• [Selected extract]
Error while using column names with '+' eg: 'sepal+length'
Closed this issue · 1 comments
Describe the bug
Error in run_cross_validation while using column names with '+' eg: 'sepal+length'
To Reproduce
This code will reproduce the error
import pandas as pd
import numpy as np
from seaborn import load_dataset
from julearn import run_cross_validation
from julearn.utils import configure_logging
df_iris = load_dataset('iris')
df_iris = df_iris.rename(columns={'sepal_length': 'sepal+length'})
# replaced underscore with '+'
X = ['sepal+length', 'sepal_width', 'petal_length']
y = 'species'
scores, model_iris = run_cross_validation(X=X, y=y, data=df_iris, model='svm', preprocess_X='zscore', problem_type='multiclass_classification', scoring=['accuracy'], return_estimator='final')
Expected behavior
It should have run without error
Screenshots
If applicable, add screenshots to help explain your problem.
System (please complete the following information):
- OS: macOS and Linux
- Version [e.g. 22] julearn: 0.2.5.dev
Additional context
Add any other context about the problem here.
Using 'sepal+length'
as a column name will be considered as a regular expression. You need to escape the +
in order to use the literal element in a regular expression.
Your X should be like this:
X = ['sepal\+length', 'sepal_width', 'petal_length']

• [Input material]
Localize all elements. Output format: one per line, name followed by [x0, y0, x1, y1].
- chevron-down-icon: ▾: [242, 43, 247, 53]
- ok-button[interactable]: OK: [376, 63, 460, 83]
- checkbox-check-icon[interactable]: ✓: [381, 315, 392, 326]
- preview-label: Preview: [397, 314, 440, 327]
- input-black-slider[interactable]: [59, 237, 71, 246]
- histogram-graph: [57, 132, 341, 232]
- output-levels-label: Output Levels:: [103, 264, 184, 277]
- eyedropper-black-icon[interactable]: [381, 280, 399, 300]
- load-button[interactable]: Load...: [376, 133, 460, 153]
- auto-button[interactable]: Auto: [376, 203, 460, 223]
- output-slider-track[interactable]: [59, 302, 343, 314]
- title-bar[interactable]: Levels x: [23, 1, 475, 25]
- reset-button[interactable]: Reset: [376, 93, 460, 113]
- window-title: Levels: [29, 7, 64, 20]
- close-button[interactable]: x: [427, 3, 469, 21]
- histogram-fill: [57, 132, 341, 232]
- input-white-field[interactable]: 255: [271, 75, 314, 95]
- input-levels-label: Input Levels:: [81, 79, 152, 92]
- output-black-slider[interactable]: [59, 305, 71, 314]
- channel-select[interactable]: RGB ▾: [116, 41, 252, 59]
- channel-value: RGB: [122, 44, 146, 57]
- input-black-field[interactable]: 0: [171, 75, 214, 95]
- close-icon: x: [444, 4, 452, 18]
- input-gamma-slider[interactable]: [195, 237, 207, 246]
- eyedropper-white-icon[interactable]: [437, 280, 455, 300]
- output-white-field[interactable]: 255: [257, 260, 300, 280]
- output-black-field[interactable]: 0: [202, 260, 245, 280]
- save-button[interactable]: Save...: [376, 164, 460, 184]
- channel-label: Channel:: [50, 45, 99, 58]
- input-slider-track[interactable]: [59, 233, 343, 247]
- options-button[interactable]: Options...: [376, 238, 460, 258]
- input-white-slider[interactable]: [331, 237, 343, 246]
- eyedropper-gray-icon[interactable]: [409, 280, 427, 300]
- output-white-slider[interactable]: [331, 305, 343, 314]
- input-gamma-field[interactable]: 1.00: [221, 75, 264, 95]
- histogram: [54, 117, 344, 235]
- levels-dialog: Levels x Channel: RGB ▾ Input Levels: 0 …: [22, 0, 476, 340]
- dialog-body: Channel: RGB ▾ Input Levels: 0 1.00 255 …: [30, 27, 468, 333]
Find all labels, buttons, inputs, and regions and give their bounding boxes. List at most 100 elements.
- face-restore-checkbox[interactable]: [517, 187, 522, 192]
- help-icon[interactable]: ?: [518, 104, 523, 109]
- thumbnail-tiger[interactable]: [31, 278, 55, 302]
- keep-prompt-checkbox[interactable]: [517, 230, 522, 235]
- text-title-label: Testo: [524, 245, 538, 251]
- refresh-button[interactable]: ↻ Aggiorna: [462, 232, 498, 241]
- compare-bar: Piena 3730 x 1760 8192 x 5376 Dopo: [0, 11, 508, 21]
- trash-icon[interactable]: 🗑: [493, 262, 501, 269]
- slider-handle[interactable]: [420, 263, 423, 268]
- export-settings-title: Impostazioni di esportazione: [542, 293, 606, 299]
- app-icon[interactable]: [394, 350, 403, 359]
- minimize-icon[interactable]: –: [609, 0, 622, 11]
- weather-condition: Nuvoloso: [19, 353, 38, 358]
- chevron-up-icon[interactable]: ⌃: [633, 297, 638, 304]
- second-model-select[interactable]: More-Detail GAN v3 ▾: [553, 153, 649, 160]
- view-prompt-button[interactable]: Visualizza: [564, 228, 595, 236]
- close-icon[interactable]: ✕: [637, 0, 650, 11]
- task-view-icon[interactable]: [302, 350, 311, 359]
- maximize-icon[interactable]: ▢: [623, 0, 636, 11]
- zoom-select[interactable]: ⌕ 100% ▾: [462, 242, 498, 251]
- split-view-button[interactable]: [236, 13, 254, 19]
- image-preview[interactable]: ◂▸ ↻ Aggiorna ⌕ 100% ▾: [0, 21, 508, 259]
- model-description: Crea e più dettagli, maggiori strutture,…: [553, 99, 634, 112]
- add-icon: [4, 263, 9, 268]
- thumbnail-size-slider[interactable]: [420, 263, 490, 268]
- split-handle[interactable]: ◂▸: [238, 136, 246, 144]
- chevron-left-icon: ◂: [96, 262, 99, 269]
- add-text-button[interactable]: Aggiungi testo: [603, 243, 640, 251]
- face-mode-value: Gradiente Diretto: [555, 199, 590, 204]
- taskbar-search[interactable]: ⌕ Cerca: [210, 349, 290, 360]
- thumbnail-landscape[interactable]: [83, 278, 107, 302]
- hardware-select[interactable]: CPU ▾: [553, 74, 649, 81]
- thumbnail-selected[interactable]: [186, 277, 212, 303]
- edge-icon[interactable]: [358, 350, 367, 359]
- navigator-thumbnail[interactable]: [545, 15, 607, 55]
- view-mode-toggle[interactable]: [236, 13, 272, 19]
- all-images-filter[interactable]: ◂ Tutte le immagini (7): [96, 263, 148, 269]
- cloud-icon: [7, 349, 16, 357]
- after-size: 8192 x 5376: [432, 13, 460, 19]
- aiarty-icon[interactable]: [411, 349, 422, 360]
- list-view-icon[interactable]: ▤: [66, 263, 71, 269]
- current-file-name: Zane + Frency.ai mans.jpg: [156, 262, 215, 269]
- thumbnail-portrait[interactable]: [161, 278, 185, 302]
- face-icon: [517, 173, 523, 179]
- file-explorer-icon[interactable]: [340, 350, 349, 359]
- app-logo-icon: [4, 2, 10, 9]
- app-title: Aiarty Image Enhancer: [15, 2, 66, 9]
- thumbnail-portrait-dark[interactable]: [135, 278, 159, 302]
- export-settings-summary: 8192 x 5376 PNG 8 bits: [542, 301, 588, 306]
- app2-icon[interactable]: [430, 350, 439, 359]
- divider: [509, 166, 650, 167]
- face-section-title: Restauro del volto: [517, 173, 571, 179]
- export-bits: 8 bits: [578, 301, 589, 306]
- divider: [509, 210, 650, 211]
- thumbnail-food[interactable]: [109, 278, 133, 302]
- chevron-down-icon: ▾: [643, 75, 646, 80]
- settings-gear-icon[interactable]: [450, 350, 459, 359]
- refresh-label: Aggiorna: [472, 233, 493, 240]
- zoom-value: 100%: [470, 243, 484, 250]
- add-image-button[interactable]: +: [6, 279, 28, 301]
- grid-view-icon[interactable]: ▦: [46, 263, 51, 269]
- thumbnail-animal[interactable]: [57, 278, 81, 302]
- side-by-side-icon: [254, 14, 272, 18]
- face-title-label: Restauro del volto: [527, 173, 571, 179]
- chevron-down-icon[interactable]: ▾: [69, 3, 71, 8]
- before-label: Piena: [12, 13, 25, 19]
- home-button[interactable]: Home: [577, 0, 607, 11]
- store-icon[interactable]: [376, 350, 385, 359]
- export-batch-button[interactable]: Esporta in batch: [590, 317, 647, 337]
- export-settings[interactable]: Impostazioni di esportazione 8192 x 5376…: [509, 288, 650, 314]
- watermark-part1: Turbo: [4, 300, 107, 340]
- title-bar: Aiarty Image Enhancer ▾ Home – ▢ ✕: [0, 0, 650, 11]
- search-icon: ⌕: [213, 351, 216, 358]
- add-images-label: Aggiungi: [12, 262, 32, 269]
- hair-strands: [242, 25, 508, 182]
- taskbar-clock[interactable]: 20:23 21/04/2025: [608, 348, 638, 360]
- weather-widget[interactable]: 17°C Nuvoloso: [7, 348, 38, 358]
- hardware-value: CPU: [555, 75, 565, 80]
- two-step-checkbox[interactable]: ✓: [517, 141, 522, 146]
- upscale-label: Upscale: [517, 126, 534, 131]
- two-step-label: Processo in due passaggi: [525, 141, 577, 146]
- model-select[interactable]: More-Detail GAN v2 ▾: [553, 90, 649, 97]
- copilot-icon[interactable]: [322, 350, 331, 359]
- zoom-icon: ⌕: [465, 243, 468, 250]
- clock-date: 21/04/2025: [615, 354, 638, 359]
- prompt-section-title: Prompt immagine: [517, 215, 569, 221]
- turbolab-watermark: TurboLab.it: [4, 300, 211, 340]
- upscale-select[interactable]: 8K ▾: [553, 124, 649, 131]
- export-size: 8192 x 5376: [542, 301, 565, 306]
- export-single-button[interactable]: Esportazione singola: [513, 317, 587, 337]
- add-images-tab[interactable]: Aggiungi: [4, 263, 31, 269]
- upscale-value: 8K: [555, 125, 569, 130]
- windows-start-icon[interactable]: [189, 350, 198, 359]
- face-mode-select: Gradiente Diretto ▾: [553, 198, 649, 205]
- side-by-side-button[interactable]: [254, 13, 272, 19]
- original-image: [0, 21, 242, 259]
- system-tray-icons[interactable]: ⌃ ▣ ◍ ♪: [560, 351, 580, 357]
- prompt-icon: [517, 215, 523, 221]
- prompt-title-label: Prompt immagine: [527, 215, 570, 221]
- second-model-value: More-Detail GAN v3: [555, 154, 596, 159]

• [Problems]
1. According to the bug report about '+' in column names, how is a column name like 'sepal+length' treated?
2. Rewrite the records from their start through the line containing "- checkbox-check-icon[interactable]: ✓: [381, 315, 392, 326]", changing "ok-button" to "confirm-button" and leaving everything else unchanged.

• [Solution list]
1. It is considered as a regular expression.

2.
Localize all elements. Output format: one per line, name followed by [x0, y0, x1, y1].
- chevron-down-icon: ▾: [242, 43, 247, 53]
- confirm-button[interactable]: OK: [376, 63, 460, 83]
- checkbox-check-icon[interactable]: ✓: [381, 315, 392, 326]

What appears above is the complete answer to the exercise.